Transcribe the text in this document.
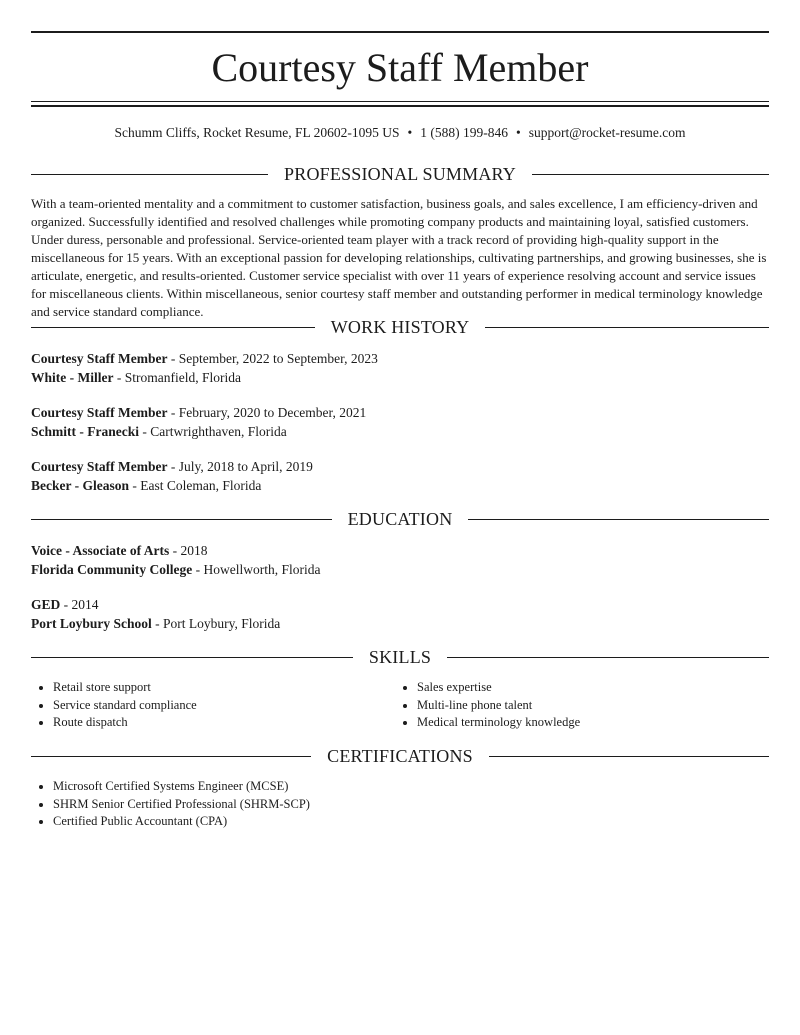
Courtesy Staff Member
Schumm Cliffs, Rocket Resume, FL 20602-1095 US • 1 (588) 199-846 • support@rocket-resume.com
PROFESSIONAL SUMMARY

With a team-oriented mentality and a commitment to customer satisfaction, business goals, and sales excellence, I am efficiency-driven and organized. Successfully identified and resolved challenges while promoting company products and maintaining loyal, satisfied customers. Under duress, personable and professional. Service-oriented team player with a track record of providing high-quality support in the miscellaneous for 15 years. With an exceptional passion for developing relationships, cultivating partnerships, and growing businesses, she is articulate, energetic, and results-oriented. Customer service specialist with over 11 years of experience resolving account and service issues for miscellaneous clients. Within miscellaneous, senior courtesy staff member and outstanding performer in medical terminology knowledge and service standard compliance.

WORK HISTORY
Courtesy Staff Member - September, 2022 to September, 2023
White - Miller - Stromanfield, Florida
Courtesy Staff Member - February, 2020 to December, 2021
Schmitt - Franecki - Cartwrighthaven, Florida
Courtesy Staff Member - July, 2018 to April, 2019
Becker - Gleason - East Coleman, Florida
EDUCATION
Voice - Associate of Arts - 2018
Florida Community College - Howellworth, Florida
GED - 2014
Port Loybury School - Port Loybury, Florida
SKILLS
• Retail store support
• Service standard compliance
• Route dispatch
• Sales expertise
• Multi-line phone talent
• Medical terminology knowledge
CERTIFICATIONS
• Microsoft Certified Systems Engineer (MCSE)
• SHRM Senior Certified Professional (SHRM-SCP)
• Certified Public Accountant (CPA)
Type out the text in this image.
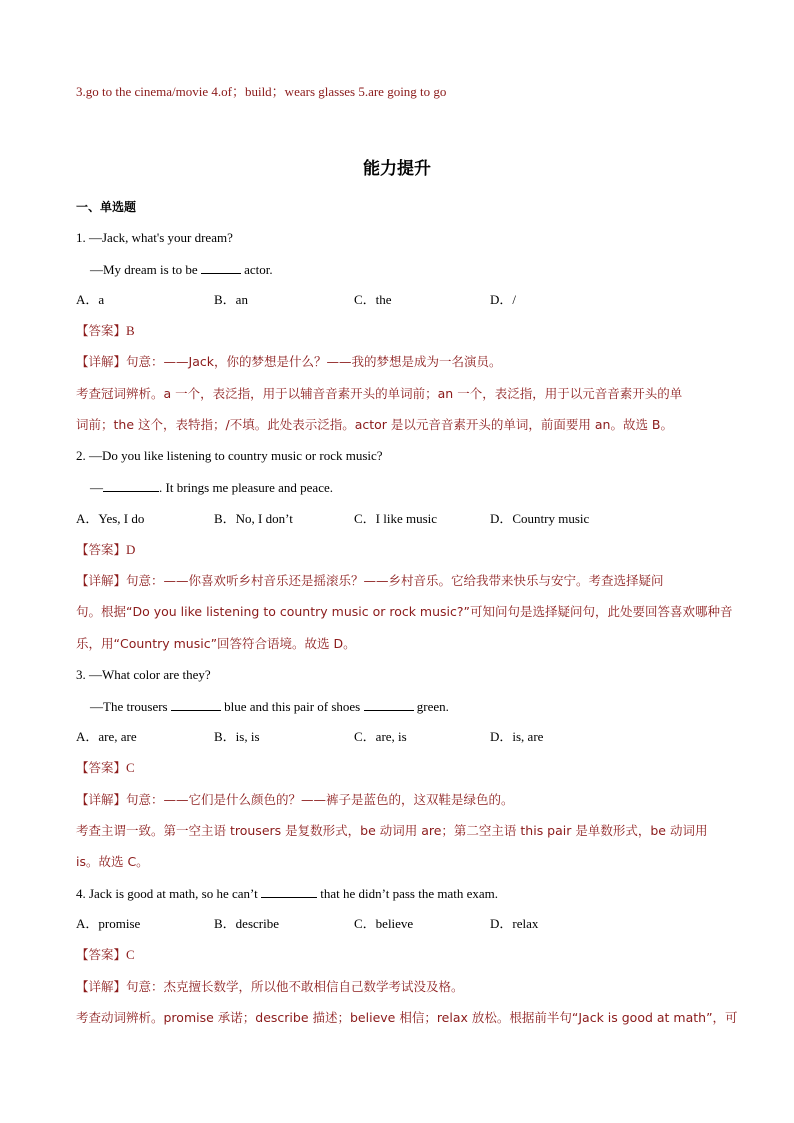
3.go to the cinema/movie 4.of；build；wears glasses 5.are going to go
能力提升
一、单选题
1. —Jack, what's your dream?
—My dream is to be	actor.
A．a	B．an	C．the	D．/
【答案】B
【详解】句意：——Jack，你的梦想是什么？——我的梦想是成为一名演员。
考查冠词辨析。a 一个，表泛指，用于以辅音音素开头的单词前；an 一个，表泛指，用于以元音音素开头的单
词前；the 这个，表特指；/不填。此处表示泛指。actor 是以元音音素开头的单词，前面要用 an。故选 B。
2. —Do you like listening to country music or rock music?
—	. It brings me pleasure and peace.
A．Yes, I do	B．No, I don’t	C．I like music	D．Country music
【答案】D
【详解】句意：——你喜欢听乡村音乐还是摇滚乐？——乡村音乐。它给我带来快乐与安宁。考查选择疑问
句。根据“Do you like listening to country music or rock music?”可知问句是选择疑问句，此处要回答喜欢哪种音
乐，用“Country music”回答符合语境。故选 D。
3. —What color are they?
—The trousers	blue and this pair of shoes	green.
A．are, are	B．is, is	C．are, is	D．is, are
【答案】C
【详解】句意：——它们是什么颜色的？——裤子是蓝色的，这双鞋是绿色的。
考查主谓一致。第一空主语 trousers 是复数形式，be 动词用 are；第二空主语 this pair 是单数形式，be 动词用
is。故选 C。
4. Jack is good at math, so he can’t	that he didn’t pass the math exam.
A．promise	B．describe	C．believe	D．relax
【答案】C
【详解】句意：杰克擅长数学，所以他不敢相信自己数学考试没及格。
考查动词辨析。promise 承诺；describe 描述；believe 相信；relax 放松。根据前半句“Jack is good at math”，可
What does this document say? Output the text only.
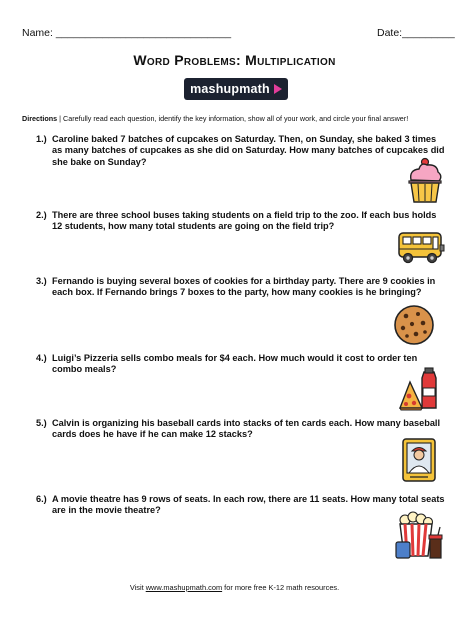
Name: ______________________________	Date:_________
Word Problems: Multiplication
mashupmath
Directions | Carefully read each question, identify the key information, show all of your work, and circle your final answer!
1.) Caroline baked 7 batches of cupcakes on Saturday. Then, on Sunday, she baked 3 times as many batches of cupcakes as she did on Saturday. How many batches of cupcakes did she bake on Sunday?
2.) There are three school buses taking students on a field trip to the zoo. If each bus holds 12 students, how many total students are going on the field trip?
3.) Fernando is buying several boxes of cookies for a birthday party. There are 9 cookies in each box. If Fernando brings 7 boxes to the party, how many cookies is he bringing?
4.) Luigi’s Pizzeria sells combo meals for $4 each. How much would it cost to order ten combo meals?
5.) Calvin is organizing his baseball cards into stacks of ten cards each. How many baseball cards does he have if he can make 12 stacks?
6.) A movie theatre has 9 rows of seats. In each row, there are 11 seats. How many total seats are in the movie theatre?
Visit www.mashupmath.com for more free K-12 math resources.
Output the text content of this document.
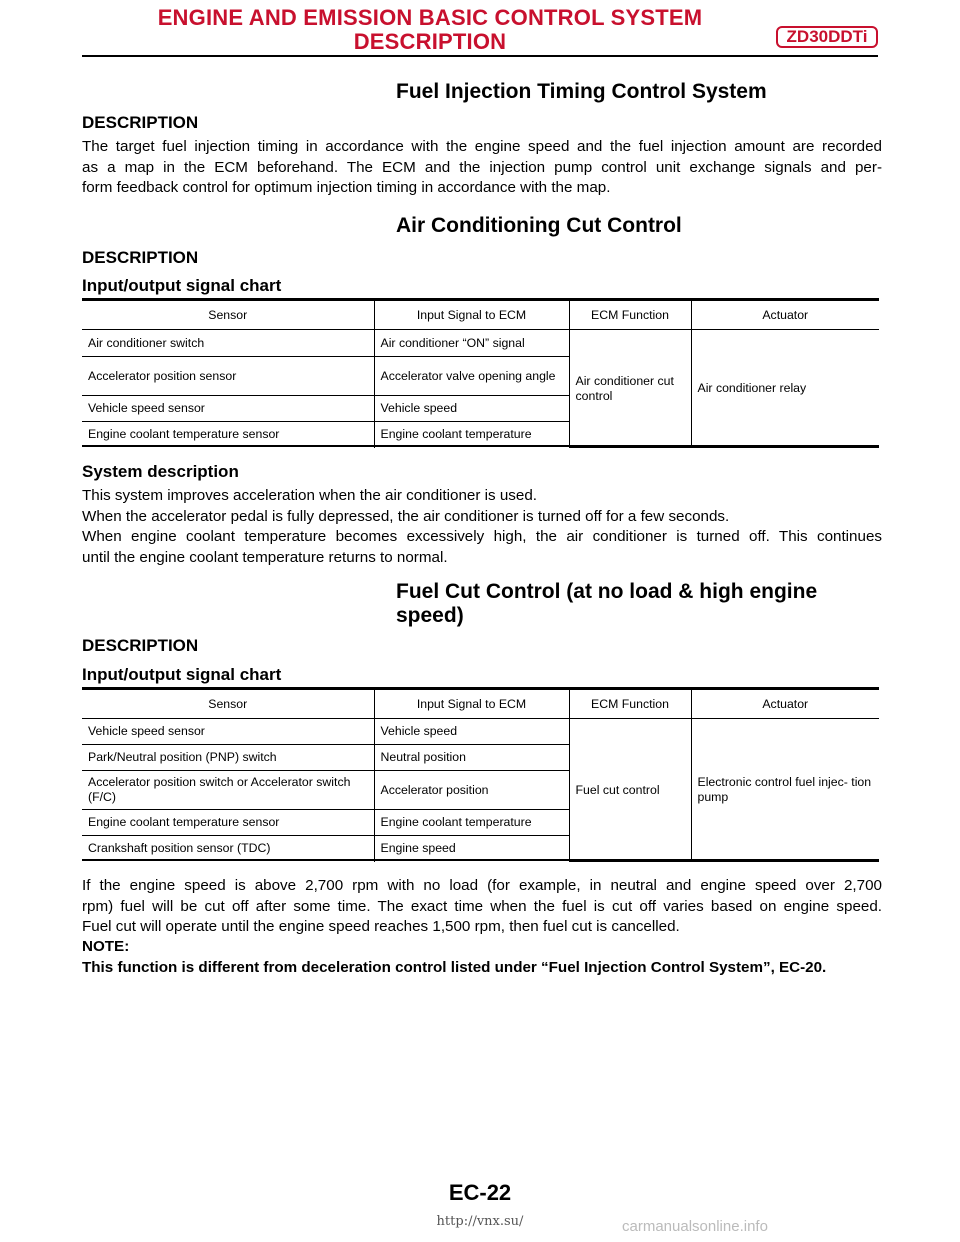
ENGINE AND EMISSION BASIC CONTROL SYSTEM
DESCRIPTION	ZD30DDTi
Fuel Injection Timing Control System
DESCRIPTION
The target fuel injection timing in accordance with the engine speed and the fuel injection amount are recorded
as a map in the ECM beforehand. The ECM and the injection pump control unit exchange signals and per-
form feedback control for optimum injection timing in accordance with the map.
Air Conditioning Cut Control
DESCRIPTION
Input/output signal chart
Sensor	Input Signal to ECM	ECM Function	Actuator
Air conditioner switch	Air conditioner “ON” signal	Air conditioner cut control	Air conditioner relay
Accelerator position sensor	Accelerator valve opening angle		
Vehicle speed sensor	Vehicle speed		
Engine coolant temperature sensor	Engine coolant temperature		
System description
This system improves acceleration when the air conditioner is used.
When the accelerator pedal is fully depressed, the air conditioner is turned off for a few seconds.
When engine coolant temperature becomes excessively high, the air conditioner is turned off. This continues
until the engine coolant temperature returns to normal.
Fuel Cut Control (at no load & high engine
speed)
DESCRIPTION
Input/output signal chart
Sensor	Input Signal to ECM	ECM Function	Actuator
Vehicle speed sensor	Vehicle speed	Fuel cut control	Electronic control fuel injec- tion pump
Park/Neutral position (PNP) switch	Neutral position		
Accelerator position switch or Accelerator switch (F/C)	Accelerator position		
Engine coolant temperature sensor	Engine coolant temperature		
Crankshaft position sensor (TDC)	Engine speed		
If the engine speed is above 2,700 rpm with no load (for example, in neutral and engine speed over 2,700
rpm) fuel will be cut off after some time. The exact time when the fuel is cut off varies based on engine speed.
Fuel cut will operate until the engine speed reaches 1,500 rpm, then fuel cut is cancelled.
NOTE:
This function is different from deceleration control listed under “Fuel Injection Control System”, EC-20.
EC-22
http://vnx.su/	carmanualsonline.info
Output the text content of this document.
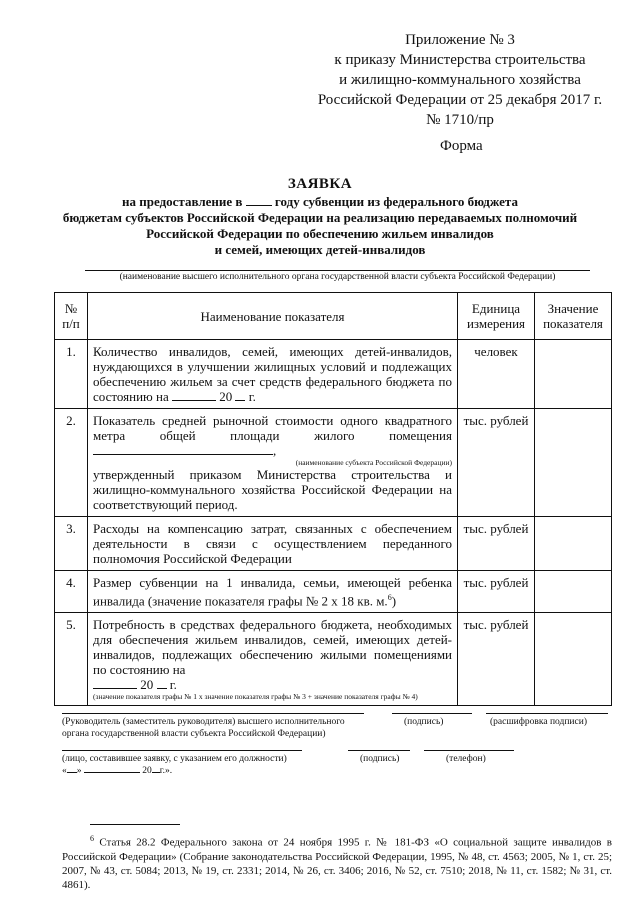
Приложение № 3
к приказу Министерства строительства
и жилищно-коммунального хозяйства
Российской Федерации от 25 декабря 2017 г.
№ 1710/пр
Форма
ЗАЯВКА
на предоставление в	году субвенции из федерального бюджета
бюджетам субъектов Российской Федерации на реализацию передаваемых полномочий
Российской Федерации по обеспечению жильем инвалидов
и семей, имеющих детей-инвалидов
(наименование высшего исполнительного органа государственной власти субъекта Российской Федерации)
№ п/п	Наименование показателя	Единица измерения	Значение показателя
1.	Количество инвалидов, семей, имеющих детей-инвалидов, нуждающихся в улучшении жилищных условий и подлежащих обеспечению жильем за счет средств федерального бюджета по состоянию на 20 г.	человек	
2.	Показатель средней рыночной стоимости одного квадратного метра общей площади жилого помещения ,
(наименование субъекта Российской Федерации)
утвержденный приказом Министерства строительства и жилищно-коммунального хозяйства Российской Федерации на соответствующий период.	тыс. рублей	
3.	Расходы на компенсацию затрат, связанных с обеспечением деятельности в связи с осуществлением переданного полномочия Российской Федерации	тыс. рублей	
4.	Размер субвенции на 1 инвалида, семьи, имеющей ребенка инвалида (значение показателя графы № 2 х 18 кв. м.$^6$)	тыс. рублей	
5.	Потребность в средствах федерального бюджета, необходимых для обеспечения жильем инвалидов, семей, имеющих детей-инвалидов, подлежащих обеспечению жилыми помещениями по состоянию на
20 г.
(значение показателя графы № 1 х значение показателя графы № 3 + значение показателя графы № 4)	тыс. рублей	
(Руководитель (заместитель руководителя) высшего исполнительного органа государственной власти субъекта Российской Федерации)
(подпись)	(расшифровка подписи)
(лицо, составившее заявку, с указанием его должности)	(подпись)	(телефон)
« »	20 г.».
$^6$ Статья 28.2 Федерального закона от 24 ноября 1995 г. № 181-ФЗ «О социальной защите инвалидов в Российской Федерации» (Собрание законодательства Российской Федерации, 1995, № 48, ст. 4563; 2005, № 1, ст. 25; 2007, № 43, ст. 5084; 2013, № 19, ст. 2331; 2014, № 26, ст. 3406; 2016, № 52, ст. 7510; 2018, № 11, ст. 1582; № 31, ст. 4861).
# # # # #
• _Requirement_: Copy the lines from the entries above in which the word "состоянию" appears.

• _Full answer_:
1.	Количество инвалидов, семей, имеющих детей-инвалидов, нуждающихся в улучшении жилищных условий и подлежащих обеспечению жильем за счет средств федерального бюджета по состоянию на 20 г.	человек	
5.	Потребность в средствах федерального бюджета, необходимых для обеспечения жильем инвалидов, семей, имеющих детей-инвалидов, подлежащих обеспечению жилыми помещениями по состоянию на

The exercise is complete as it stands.